We can all relate to living life out of our understanding and reasoning, or out of our emotions and feelings, or out of our personality and upbringing. In reality, all of those things filter through our strength on the inside, or through our will, before being made into action on the outside.
  • A heroic act to save a baby from being hit by a bus comes only through force of will - understanding but ignoring your own survival reasoning, being fearful and jumping anyway in spite of it, leaping for that person's safety and disregarding your own... and live or die, you do what needs to be done.
  • The daily act of getting out of bed to go to work comes through force of will - despite all your arguments for hitting the snooze again, in contradiction to the stress you dread from the morning commute, and against your judgments amid personality conflicts at the office... but a paycheck comes in handy, so we do it.
  • The consumer act of purchasing a new expensive toy comes through the force of your consumer-oriented will - even if we can't afford it, even if we are stressed over the last credit bill, even if we know it's unjustified and will probably be obsolete before we get it home... we buy it because we want it, right?

Tasks to perform
(A) Copy the passage on will word for word, from "We can all relate" to "on the outside.".
(B) According to the passage on will, what do our understanding, emotions and personality filter through before they become action on the outside?
(C) Say whether each statement agrees with the passage on will, giving yes or no and quoting the deciding words: (i) A heroic act to save a baby from a bus comes only through force of will. (ii) People get out of bed for work because they look forward to the morning commute. (iii) A new expensive toy is bought only when we can afford it.
Answer from the passage on will alone, without outside knowledge.

Source information
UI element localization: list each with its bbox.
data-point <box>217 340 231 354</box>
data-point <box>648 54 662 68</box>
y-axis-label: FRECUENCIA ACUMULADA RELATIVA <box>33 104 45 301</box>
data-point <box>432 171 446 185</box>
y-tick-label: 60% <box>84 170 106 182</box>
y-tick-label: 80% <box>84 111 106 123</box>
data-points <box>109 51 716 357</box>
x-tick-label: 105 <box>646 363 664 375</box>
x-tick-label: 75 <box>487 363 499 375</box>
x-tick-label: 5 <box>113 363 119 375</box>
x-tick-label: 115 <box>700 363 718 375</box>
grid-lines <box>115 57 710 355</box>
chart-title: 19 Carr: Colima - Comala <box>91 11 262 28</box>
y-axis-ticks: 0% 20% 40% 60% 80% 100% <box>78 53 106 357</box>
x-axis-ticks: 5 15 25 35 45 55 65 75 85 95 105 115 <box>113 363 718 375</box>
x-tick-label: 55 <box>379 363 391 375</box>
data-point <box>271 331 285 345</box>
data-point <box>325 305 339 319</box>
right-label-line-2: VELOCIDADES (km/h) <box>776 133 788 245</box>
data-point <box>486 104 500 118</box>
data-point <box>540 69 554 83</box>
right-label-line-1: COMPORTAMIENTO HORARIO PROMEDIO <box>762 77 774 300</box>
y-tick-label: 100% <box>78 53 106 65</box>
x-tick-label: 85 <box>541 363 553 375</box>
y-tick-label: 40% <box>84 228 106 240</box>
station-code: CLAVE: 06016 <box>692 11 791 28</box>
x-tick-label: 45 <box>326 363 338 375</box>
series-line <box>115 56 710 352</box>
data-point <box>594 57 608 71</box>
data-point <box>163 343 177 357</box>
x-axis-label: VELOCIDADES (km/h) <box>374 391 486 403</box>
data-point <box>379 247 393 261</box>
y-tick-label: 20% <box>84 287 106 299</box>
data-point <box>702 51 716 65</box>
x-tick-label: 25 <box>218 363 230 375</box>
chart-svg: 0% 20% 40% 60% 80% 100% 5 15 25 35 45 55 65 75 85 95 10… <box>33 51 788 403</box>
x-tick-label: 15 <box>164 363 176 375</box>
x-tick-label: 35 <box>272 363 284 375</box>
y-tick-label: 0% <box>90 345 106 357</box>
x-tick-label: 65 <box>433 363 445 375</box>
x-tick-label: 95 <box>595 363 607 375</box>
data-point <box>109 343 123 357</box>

Solutions to each task
(A)
We can all relate to living life out of our understanding and reasoning, or out of our emotions and feelings, or out of our personality and upbringing. In reality, all of those things filter through our strength on the inside, or through our will, before being made into action on the outside.

(B) Our strength on the inside, or our will.

(C)
(i) Yes: "A heroic act to save a baby from being hit by a bus comes only through force of will"
(ii) No: "in contradiction to the stress you dread from the morning commute"
(iii) No: "even if we can't afford it"